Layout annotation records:
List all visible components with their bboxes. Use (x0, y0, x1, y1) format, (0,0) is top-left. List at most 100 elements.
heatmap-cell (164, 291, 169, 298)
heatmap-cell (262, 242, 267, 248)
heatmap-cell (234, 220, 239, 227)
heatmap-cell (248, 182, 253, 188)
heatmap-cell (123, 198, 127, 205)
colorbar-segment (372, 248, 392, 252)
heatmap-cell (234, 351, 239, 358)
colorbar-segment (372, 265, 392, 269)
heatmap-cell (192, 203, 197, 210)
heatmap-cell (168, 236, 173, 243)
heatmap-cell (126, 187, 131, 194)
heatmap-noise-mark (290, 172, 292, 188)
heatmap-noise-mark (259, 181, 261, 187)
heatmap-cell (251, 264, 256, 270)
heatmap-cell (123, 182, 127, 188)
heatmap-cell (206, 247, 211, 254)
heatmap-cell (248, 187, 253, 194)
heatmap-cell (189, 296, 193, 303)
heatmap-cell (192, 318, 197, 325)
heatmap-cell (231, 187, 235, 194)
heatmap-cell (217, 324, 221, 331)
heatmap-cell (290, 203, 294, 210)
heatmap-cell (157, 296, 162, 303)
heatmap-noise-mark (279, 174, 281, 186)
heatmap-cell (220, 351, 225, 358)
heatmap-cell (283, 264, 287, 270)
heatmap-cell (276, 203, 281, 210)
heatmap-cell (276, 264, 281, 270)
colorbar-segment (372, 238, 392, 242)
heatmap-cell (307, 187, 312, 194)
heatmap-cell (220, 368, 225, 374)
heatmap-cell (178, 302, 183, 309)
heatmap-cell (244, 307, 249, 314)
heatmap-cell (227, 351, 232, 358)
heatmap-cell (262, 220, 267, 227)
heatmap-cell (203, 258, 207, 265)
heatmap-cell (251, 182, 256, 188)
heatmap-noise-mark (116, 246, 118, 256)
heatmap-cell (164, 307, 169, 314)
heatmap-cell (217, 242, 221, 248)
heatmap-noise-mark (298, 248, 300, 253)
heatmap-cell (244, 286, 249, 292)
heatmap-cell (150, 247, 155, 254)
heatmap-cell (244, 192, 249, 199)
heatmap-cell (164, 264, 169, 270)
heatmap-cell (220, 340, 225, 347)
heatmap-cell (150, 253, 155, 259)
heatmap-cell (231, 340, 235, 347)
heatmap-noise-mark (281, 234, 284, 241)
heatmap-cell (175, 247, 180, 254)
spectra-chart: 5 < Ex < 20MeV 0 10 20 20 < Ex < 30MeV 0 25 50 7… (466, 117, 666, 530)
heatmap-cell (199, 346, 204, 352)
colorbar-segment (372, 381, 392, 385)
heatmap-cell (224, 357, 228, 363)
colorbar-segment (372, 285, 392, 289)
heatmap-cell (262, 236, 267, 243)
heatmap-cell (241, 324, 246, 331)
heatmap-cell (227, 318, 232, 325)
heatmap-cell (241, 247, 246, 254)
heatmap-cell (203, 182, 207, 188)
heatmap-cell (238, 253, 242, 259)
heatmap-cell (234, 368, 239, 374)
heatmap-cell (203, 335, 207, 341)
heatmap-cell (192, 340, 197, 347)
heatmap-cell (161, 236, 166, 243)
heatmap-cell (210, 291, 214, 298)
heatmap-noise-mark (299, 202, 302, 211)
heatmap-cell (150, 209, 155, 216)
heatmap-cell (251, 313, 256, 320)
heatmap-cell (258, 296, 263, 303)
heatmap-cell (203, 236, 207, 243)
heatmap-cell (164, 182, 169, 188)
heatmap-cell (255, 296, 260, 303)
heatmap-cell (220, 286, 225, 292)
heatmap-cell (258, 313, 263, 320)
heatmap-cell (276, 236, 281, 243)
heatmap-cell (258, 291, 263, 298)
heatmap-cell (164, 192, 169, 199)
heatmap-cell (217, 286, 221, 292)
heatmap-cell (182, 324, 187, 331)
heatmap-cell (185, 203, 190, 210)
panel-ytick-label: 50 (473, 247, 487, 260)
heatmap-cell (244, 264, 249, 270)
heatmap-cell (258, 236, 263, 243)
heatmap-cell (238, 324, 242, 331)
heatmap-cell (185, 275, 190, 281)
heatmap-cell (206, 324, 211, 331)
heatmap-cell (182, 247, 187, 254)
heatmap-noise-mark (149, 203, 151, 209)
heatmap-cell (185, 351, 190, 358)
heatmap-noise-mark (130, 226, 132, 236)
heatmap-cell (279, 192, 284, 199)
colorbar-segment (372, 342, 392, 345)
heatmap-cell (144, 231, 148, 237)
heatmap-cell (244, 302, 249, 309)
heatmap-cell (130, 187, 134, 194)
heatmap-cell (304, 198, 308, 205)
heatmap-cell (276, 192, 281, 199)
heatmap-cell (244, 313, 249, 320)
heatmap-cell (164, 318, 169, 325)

Brief.
Copy every line of the items above without changing a single character.

Response to this exercise.
List all visible components with their bboxes. Use (x0, y0, x1, y1) format, (0,0) is top-left. List at most 100 elements.
heatmap-cell (164, 291, 169, 298)
heatmap-cell (262, 242, 267, 248)
heatmap-cell (234, 220, 239, 227)
heatmap-cell (248, 182, 253, 188)
heatmap-cell (123, 198, 127, 205)
colorbar-segment (372, 248, 392, 252)
heatmap-cell (234, 351, 239, 358)
colorbar-segment (372, 265, 392, 269)
heatmap-cell (192, 203, 197, 210)
heatmap-cell (168, 236, 173, 243)
heatmap-cell (126, 187, 131, 194)
heatmap-noise-mark (290, 172, 292, 188)
heatmap-noise-mark (259, 181, 261, 187)
heatmap-cell (251, 264, 256, 270)
heatmap-cell (123, 182, 127, 188)
heatmap-cell (206, 247, 211, 254)
heatmap-cell (248, 187, 253, 194)
heatmap-cell (189, 296, 193, 303)
heatmap-cell (192, 318, 197, 325)
heatmap-cell (231, 187, 235, 194)
heatmap-cell (217, 324, 221, 331)
heatmap-cell (290, 203, 294, 210)
heatmap-cell (157, 296, 162, 303)
heatmap-noise-mark (279, 174, 281, 186)
heatmap-cell (220, 351, 225, 358)
heatmap-cell (283, 264, 287, 270)
heatmap-cell (276, 203, 281, 210)
heatmap-cell (276, 264, 281, 270)
colorbar-segment (372, 238, 392, 242)
heatmap-cell (307, 187, 312, 194)
heatmap-cell (220, 368, 225, 374)
heatmap-cell (178, 302, 183, 309)
heatmap-cell (244, 307, 249, 314)
heatmap-cell (227, 351, 232, 358)
heatmap-cell (262, 220, 267, 227)
heatmap-cell (203, 258, 207, 265)
heatmap-cell (251, 182, 256, 188)
heatmap-noise-mark (116, 246, 118, 256)
heatmap-cell (164, 307, 169, 314)
heatmap-cell (217, 242, 221, 248)
heatmap-noise-mark (298, 248, 300, 253)
heatmap-cell (244, 286, 249, 292)
heatmap-cell (150, 247, 155, 254)
heatmap-cell (244, 192, 249, 199)
heatmap-cell (164, 264, 169, 270)
heatmap-cell (220, 340, 225, 347)
heatmap-cell (150, 253, 155, 259)
heatmap-cell (231, 340, 235, 347)
heatmap-noise-mark (281, 234, 284, 241)
heatmap-cell (175, 247, 180, 254)
spectra-chart: 5 < Ex < 20MeV 0 10 20 20 < Ex < 30MeV 0 25 50 7… (466, 117, 666, 530)
heatmap-cell (199, 346, 204, 352)
colorbar-segment (372, 381, 392, 385)
heatmap-cell (224, 357, 228, 363)
colorbar-segment (372, 285, 392, 289)
heatmap-cell (262, 236, 267, 243)
heatmap-cell (241, 324, 246, 331)
heatmap-cell (227, 318, 232, 325)
heatmap-cell (241, 247, 246, 254)
heatmap-cell (203, 182, 207, 188)
heatmap-cell (238, 253, 242, 259)
heatmap-cell (234, 368, 239, 374)
heatmap-cell (203, 335, 207, 341)
heatmap-cell (192, 340, 197, 347)
heatmap-cell (161, 236, 166, 243)
heatmap-cell (210, 291, 214, 298)
heatmap-noise-mark (299, 202, 302, 211)
heatmap-cell (150, 209, 155, 216)
heatmap-cell (251, 313, 256, 320)
heatmap-cell (258, 296, 263, 303)
heatmap-cell (203, 236, 207, 243)
heatmap-cell (164, 182, 169, 188)
heatmap-cell (255, 296, 260, 303)
heatmap-cell (220, 286, 225, 292)
heatmap-cell (258, 313, 263, 320)
heatmap-cell (276, 236, 281, 243)
heatmap-cell (258, 291, 263, 298)
heatmap-cell (164, 192, 169, 199)
heatmap-cell (217, 286, 221, 292)
heatmap-cell (182, 324, 187, 331)
heatmap-cell (185, 203, 190, 210)
panel-ytick-label: 50 (473, 247, 487, 260)
heatmap-cell (244, 264, 249, 270)
heatmap-cell (258, 236, 263, 243)
heatmap-cell (238, 324, 242, 331)
heatmap-cell (185, 275, 190, 281)
heatmap-cell (206, 324, 211, 331)
heatmap-cell (182, 247, 187, 254)
heatmap-noise-mark (149, 203, 151, 209)
heatmap-cell (185, 351, 190, 358)
heatmap-noise-mark (130, 226, 132, 236)
heatmap-cell (279, 192, 284, 199)
colorbar-segment (372, 342, 392, 345)
heatmap-cell (144, 231, 148, 237)
heatmap-cell (244, 302, 249, 309)
heatmap-cell (130, 187, 134, 194)
heatmap-cell (304, 198, 308, 205)
heatmap-cell (276, 192, 281, 199)
heatmap-cell (244, 313, 249, 320)
heatmap-cell (164, 318, 169, 325)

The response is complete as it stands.